**Problem to work on**.
Select every line holding the word "much" and copy it.

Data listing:
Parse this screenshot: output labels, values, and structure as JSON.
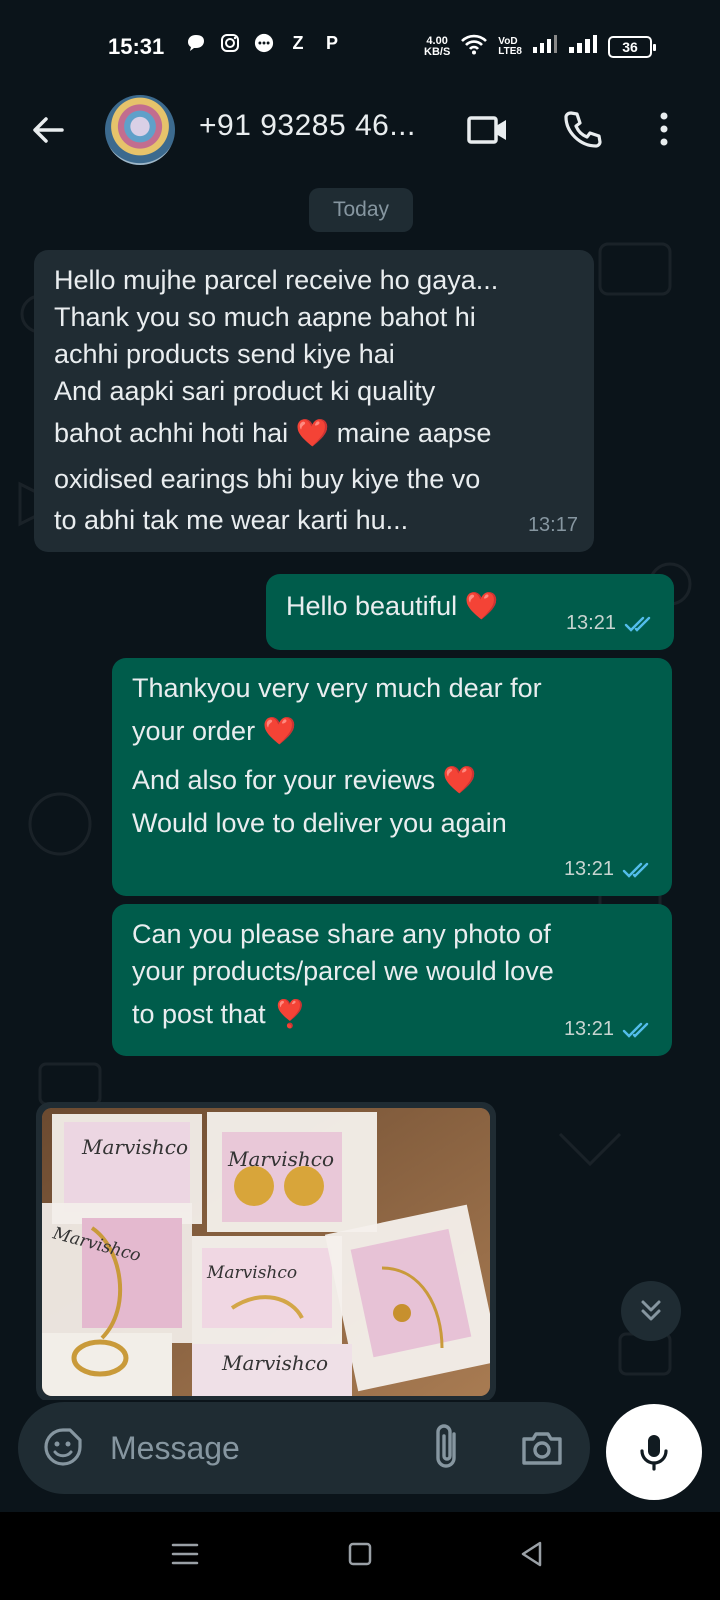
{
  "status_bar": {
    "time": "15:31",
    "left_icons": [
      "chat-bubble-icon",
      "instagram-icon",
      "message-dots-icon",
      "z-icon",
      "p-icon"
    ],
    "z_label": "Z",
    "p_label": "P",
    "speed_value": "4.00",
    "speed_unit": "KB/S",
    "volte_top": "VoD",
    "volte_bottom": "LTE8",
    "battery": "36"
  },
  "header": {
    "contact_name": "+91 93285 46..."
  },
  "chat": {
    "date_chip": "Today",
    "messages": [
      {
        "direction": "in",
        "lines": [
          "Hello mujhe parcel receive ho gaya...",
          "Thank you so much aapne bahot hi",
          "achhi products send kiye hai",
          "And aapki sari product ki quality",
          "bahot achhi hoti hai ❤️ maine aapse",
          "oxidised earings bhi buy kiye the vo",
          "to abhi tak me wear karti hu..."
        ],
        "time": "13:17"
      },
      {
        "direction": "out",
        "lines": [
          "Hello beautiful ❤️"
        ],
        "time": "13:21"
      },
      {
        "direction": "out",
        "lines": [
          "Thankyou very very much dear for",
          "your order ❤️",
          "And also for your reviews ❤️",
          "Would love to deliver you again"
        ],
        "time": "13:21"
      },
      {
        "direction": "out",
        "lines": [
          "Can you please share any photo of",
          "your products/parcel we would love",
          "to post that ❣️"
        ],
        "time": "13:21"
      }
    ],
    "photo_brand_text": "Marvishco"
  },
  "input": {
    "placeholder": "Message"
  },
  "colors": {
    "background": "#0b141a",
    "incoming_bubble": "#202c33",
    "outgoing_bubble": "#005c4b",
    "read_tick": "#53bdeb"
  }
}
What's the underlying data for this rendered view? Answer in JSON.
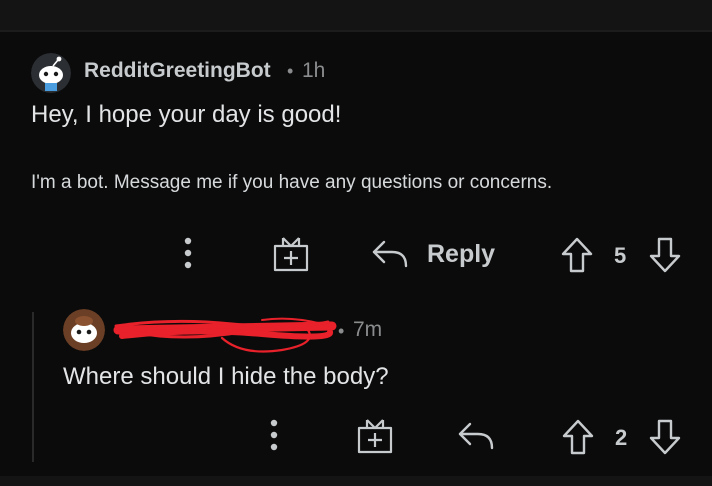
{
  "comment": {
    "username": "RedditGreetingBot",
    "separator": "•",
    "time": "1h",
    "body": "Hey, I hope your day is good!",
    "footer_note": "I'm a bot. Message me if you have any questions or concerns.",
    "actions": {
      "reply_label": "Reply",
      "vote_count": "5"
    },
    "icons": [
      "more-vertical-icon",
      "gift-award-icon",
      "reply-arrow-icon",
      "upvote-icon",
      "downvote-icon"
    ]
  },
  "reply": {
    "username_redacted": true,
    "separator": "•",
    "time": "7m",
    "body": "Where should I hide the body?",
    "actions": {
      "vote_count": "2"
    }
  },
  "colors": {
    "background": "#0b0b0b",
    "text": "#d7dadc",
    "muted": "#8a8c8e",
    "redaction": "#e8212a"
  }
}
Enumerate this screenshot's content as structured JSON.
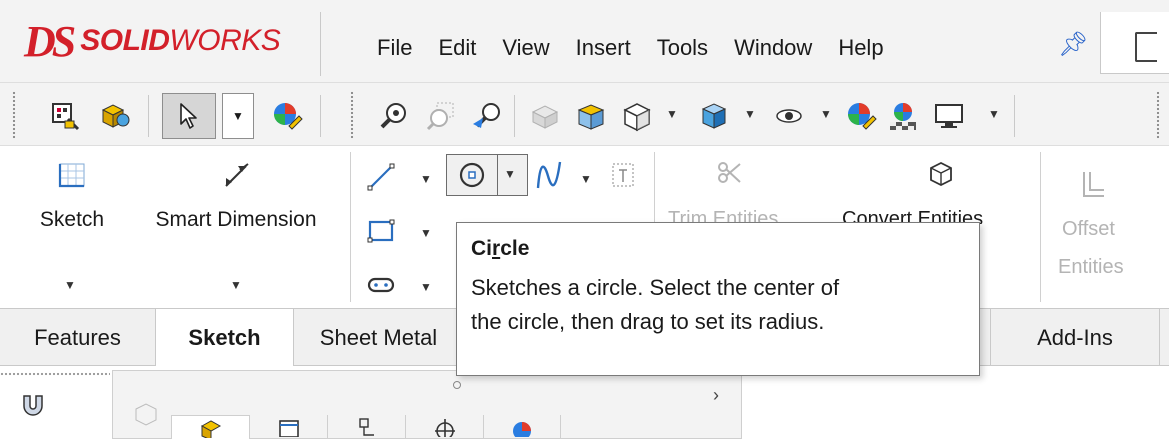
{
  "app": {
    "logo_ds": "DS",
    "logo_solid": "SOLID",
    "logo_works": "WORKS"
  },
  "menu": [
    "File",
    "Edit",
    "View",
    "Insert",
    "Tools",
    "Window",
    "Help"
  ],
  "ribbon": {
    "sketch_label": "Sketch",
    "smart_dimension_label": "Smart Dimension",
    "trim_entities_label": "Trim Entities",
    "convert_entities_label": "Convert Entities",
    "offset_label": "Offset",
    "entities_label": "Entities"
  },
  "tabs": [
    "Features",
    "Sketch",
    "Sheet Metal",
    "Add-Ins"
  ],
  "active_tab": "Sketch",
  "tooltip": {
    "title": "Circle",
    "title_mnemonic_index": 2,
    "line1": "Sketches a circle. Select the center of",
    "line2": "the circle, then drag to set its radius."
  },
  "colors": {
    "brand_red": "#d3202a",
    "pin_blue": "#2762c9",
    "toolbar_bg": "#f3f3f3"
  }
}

**Answer to the task**.
          "Thank you so much aapne bahot hi",
          "Thankyou very very much dear for",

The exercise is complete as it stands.